Stored data entries
_ _ _ _ _

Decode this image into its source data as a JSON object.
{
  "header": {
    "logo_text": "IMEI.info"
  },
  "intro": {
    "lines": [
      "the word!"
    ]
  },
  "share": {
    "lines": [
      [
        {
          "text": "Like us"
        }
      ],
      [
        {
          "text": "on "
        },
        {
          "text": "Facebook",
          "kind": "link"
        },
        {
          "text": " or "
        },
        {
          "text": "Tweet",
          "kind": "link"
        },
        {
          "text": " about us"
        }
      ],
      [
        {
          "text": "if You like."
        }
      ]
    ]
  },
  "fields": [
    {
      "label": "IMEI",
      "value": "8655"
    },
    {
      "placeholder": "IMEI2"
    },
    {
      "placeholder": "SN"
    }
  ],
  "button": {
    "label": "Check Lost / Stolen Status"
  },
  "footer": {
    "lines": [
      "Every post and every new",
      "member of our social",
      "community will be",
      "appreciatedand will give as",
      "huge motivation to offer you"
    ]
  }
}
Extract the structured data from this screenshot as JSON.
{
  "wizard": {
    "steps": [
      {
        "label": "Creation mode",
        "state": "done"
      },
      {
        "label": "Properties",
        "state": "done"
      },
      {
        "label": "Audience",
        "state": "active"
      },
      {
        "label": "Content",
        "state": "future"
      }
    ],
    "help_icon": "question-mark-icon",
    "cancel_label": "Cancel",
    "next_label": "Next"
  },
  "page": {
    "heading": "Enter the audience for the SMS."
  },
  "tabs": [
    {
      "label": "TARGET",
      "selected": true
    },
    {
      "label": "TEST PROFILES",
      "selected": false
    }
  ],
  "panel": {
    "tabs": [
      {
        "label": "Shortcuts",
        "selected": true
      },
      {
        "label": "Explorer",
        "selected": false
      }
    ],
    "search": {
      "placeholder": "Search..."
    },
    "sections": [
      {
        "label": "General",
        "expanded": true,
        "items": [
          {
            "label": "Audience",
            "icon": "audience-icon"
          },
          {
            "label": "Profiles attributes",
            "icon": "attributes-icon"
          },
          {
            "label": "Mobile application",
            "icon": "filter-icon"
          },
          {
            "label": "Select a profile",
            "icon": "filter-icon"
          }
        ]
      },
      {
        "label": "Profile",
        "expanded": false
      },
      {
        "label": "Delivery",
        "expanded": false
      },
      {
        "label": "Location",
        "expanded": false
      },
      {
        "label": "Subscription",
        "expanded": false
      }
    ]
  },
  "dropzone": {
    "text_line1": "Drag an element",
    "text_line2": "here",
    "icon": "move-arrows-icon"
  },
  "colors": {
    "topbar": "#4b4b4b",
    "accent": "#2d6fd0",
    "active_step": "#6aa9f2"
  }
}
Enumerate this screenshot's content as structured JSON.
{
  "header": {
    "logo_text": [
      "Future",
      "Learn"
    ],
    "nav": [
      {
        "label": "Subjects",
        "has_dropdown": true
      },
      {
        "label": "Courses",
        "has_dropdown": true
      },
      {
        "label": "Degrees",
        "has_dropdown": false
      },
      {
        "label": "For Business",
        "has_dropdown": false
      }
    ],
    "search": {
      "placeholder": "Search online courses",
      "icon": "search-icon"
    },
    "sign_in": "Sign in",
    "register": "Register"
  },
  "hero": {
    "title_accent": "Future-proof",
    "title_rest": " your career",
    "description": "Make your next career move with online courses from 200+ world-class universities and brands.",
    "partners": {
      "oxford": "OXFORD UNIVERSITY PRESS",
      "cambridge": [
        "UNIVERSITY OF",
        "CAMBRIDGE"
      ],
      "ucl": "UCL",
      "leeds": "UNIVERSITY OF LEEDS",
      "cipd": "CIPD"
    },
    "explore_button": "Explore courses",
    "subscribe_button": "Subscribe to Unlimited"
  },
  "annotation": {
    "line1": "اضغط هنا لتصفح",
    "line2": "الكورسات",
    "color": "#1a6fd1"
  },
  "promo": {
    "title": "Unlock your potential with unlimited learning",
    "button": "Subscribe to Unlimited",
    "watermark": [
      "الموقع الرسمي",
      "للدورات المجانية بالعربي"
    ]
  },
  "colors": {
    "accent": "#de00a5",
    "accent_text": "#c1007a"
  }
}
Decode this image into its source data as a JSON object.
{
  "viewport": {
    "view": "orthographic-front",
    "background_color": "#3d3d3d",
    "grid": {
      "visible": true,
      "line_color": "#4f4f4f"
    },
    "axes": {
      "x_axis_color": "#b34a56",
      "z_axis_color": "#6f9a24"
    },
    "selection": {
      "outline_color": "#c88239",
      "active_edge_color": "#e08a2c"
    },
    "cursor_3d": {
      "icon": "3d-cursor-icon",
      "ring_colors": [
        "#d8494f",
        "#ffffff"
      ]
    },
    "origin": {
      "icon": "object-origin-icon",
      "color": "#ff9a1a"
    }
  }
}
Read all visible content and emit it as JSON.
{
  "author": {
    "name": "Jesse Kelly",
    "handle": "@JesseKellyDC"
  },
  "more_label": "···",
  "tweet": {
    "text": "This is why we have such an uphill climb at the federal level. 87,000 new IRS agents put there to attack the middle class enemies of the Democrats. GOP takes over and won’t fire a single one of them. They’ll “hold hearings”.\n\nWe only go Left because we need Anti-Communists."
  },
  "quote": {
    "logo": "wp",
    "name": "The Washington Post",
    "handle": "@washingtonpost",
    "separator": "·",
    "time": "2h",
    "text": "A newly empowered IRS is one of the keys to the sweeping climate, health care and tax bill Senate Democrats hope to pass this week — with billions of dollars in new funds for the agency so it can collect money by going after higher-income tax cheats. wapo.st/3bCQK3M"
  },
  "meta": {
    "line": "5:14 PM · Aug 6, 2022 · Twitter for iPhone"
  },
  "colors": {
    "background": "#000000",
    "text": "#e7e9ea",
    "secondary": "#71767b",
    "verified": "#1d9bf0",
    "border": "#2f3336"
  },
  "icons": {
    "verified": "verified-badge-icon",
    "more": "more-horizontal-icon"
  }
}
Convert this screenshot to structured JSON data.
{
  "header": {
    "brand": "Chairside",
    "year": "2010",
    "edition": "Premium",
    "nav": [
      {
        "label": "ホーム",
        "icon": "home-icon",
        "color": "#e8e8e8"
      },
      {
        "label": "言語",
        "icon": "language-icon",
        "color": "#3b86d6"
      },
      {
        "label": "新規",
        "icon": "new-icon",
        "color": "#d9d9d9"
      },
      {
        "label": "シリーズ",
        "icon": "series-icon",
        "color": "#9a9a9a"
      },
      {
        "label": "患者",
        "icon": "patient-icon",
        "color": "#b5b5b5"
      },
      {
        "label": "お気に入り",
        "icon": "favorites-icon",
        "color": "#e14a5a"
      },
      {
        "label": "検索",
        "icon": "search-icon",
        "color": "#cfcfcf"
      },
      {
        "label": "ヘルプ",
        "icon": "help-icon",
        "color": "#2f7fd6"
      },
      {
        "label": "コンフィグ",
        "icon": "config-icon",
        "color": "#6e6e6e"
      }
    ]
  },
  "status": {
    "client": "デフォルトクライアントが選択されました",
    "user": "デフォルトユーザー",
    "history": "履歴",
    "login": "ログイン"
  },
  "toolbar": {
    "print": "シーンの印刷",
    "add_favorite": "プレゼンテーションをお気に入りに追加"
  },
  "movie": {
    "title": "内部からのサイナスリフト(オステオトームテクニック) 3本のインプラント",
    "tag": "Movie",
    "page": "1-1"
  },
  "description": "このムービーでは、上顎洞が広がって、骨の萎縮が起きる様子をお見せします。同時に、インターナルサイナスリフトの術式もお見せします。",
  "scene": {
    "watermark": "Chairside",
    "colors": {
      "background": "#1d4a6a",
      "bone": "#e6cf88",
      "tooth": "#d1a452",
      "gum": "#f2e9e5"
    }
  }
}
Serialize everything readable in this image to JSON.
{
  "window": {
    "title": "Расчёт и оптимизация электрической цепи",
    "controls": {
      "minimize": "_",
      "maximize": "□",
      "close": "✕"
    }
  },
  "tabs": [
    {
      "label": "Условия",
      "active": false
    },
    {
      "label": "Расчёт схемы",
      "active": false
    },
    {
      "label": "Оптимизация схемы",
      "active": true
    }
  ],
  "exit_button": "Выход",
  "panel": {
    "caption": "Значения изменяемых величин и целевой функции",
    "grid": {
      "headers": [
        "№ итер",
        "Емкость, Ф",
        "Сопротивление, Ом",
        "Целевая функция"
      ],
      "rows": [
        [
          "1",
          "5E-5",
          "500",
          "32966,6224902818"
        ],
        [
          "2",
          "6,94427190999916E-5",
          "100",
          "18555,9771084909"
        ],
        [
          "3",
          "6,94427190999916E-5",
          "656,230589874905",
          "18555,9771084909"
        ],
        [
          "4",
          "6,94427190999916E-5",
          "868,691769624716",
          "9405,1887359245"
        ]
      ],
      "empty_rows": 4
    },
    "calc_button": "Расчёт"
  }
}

_ _ _ _ _

▸ **The request**:
Take each line of the material that contains the word "move" and list it.

▸ **Response to this exercise**:
    "icon": "move-arrows-icon"
    "description": "Make your next career move with online courses from 200+ world-class universities and brands.",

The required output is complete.